** Work to do **
In the entries below, find every line holding the string "with" and collect it.

* * *

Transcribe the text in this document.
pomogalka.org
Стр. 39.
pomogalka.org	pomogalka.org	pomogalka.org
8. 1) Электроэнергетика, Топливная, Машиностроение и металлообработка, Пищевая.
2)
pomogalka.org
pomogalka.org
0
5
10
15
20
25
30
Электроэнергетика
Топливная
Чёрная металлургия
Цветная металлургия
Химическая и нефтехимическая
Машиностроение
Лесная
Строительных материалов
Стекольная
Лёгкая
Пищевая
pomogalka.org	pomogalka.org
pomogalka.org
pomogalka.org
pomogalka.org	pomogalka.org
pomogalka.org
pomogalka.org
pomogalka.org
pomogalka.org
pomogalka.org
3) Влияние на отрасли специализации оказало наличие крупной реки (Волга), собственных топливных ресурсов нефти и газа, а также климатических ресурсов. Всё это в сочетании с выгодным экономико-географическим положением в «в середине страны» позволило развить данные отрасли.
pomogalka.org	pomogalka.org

* * *

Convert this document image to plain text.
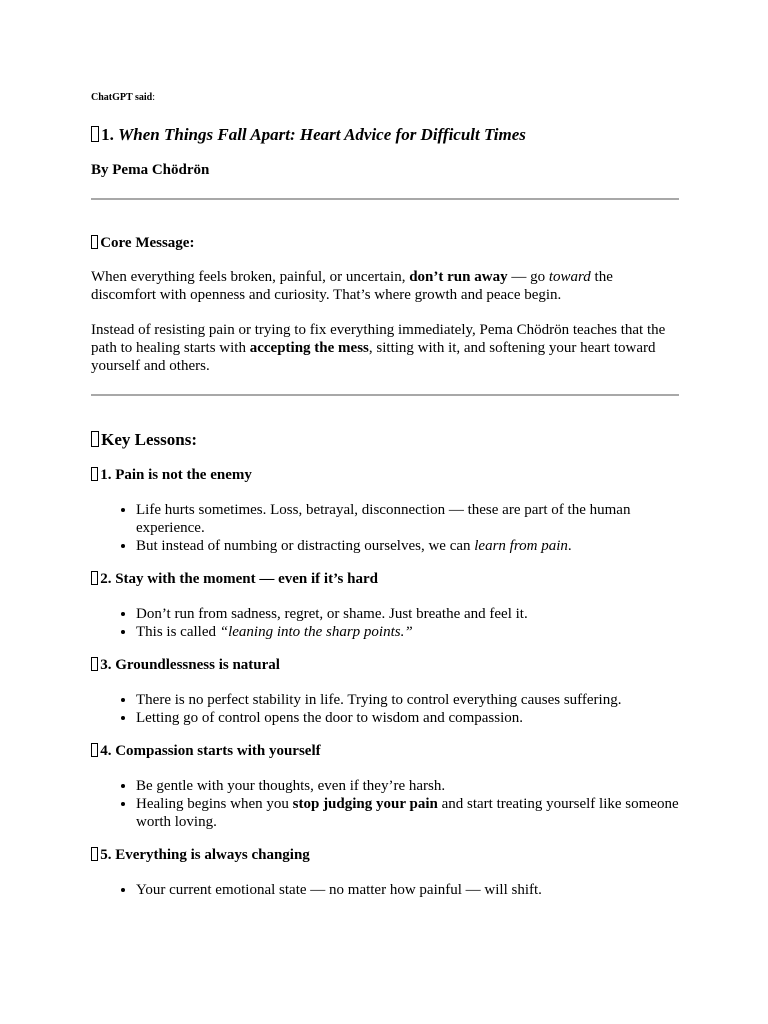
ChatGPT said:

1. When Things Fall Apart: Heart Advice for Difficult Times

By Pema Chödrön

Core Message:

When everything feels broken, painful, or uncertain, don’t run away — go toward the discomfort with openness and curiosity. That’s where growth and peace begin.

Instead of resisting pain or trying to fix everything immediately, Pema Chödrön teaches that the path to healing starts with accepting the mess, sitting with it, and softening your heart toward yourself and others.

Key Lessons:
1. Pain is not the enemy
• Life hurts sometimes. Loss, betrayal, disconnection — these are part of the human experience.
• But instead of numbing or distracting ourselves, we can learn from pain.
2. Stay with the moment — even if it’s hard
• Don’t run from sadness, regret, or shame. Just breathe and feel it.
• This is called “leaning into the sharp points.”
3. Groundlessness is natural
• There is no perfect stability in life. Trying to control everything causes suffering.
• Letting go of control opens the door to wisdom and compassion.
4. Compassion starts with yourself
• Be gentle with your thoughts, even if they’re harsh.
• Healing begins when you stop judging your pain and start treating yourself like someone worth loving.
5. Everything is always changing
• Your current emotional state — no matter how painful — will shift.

* * *

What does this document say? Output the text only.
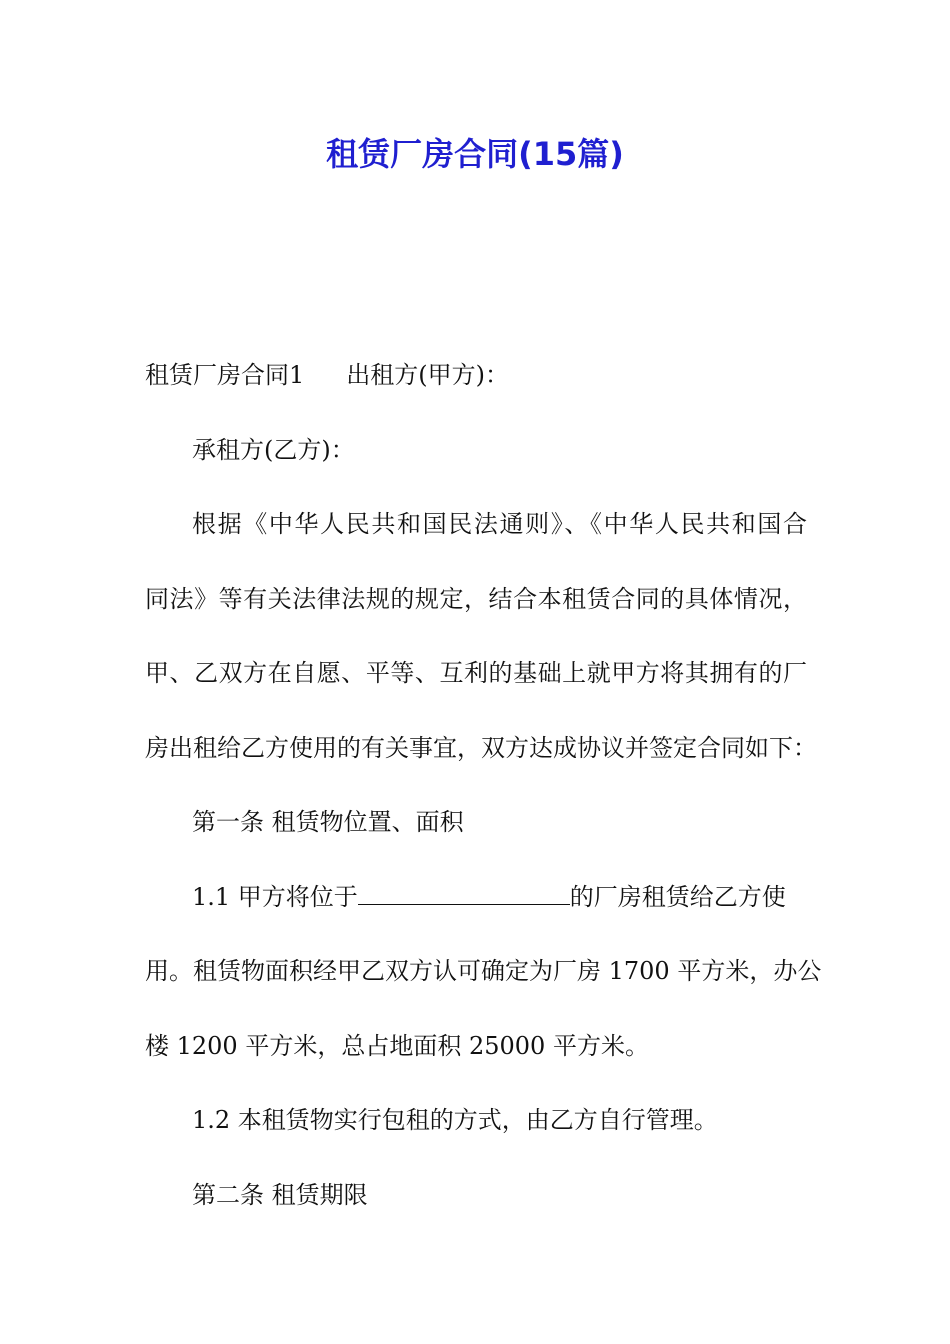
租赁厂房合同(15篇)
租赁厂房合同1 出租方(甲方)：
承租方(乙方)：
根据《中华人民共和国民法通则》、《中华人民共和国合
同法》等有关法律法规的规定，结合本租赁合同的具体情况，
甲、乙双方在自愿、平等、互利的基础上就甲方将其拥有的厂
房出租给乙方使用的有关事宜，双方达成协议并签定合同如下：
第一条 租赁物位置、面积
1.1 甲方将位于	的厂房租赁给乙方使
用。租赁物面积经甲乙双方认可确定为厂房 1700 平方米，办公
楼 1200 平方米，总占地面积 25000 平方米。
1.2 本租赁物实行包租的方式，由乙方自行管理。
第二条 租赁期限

* * *

** Solved problem **
When everything feels broken, painful, or uncertain, don’t run away — go toward the discomfort with openness and curiosity. That’s where growth and peace begin.
Instead of resisting pain or trying to fix everything immediately, Pema Chödrön teaches that the path to healing starts with accepting the mess, sitting with it, and softening your heart toward yourself and others.
2. Stay with the moment — even if it’s hard
4. Compassion starts with yourself
• Be gentle with your thoughts, even if they’re harsh.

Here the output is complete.